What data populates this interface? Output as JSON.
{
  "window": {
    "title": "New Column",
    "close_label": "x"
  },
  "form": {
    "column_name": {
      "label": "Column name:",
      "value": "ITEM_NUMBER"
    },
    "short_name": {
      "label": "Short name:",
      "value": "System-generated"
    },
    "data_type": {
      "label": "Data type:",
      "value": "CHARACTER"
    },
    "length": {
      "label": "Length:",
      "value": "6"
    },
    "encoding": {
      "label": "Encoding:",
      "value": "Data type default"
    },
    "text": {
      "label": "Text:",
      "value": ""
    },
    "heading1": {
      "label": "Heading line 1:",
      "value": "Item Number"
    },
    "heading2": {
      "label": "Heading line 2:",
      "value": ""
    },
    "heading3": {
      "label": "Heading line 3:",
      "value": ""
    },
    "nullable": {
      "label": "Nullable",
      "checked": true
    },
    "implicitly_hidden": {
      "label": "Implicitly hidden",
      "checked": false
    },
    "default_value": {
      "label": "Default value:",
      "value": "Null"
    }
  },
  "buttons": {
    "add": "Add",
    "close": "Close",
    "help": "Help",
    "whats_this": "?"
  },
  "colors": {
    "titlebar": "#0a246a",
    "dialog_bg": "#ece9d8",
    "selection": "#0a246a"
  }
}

___

# Task description
Write out every line of the records exactly.

# Answer to the exercise
What data populates this interface? Output as JSON.
{
  "window": {
    "title": "New Column",
    "close_label": "x"
  },
  "form": {
    "column_name": {
      "label": "Column name:",
      "value": "ITEM_NUMBER"
    },
    "short_name": {
      "label": "Short name:",
      "value": "System-generated"
    },
    "data_type": {
      "label": "Data type:",
      "value": "CHARACTER"
    },
    "length": {
      "label": "Length:",
      "value": "6"
    },
    "encoding": {
      "label": "Encoding:",
      "value": "Data type default"
    },
    "text": {
      "label": "Text:",
      "value": ""
    },
    "heading1": {
      "label": "Heading line 1:",
      "value": "Item Number"
    },
    "heading2": {
      "label": "Heading line 2:",
      "value": ""
    },
    "heading3": {
      "label": "Heading line 3:",
      "value": ""
    },
    "nullable": {
      "label": "Nullable",
      "checked": true
    },
    "implicitly_hidden": {
      "label": "Implicitly hidden",
      "checked": false
    },
    "default_value": {
      "label": "Default value:",
      "value": "Null"
    }
  },
  "buttons": {
    "add": "Add",
    "close": "Close",
    "help": "Help",
    "whats_this": "?"
  },
  "colors": {
    "titlebar": "#0a246a",
    "dialog_bg": "#ece9d8",
    "selection": "#0a246a"
  }
}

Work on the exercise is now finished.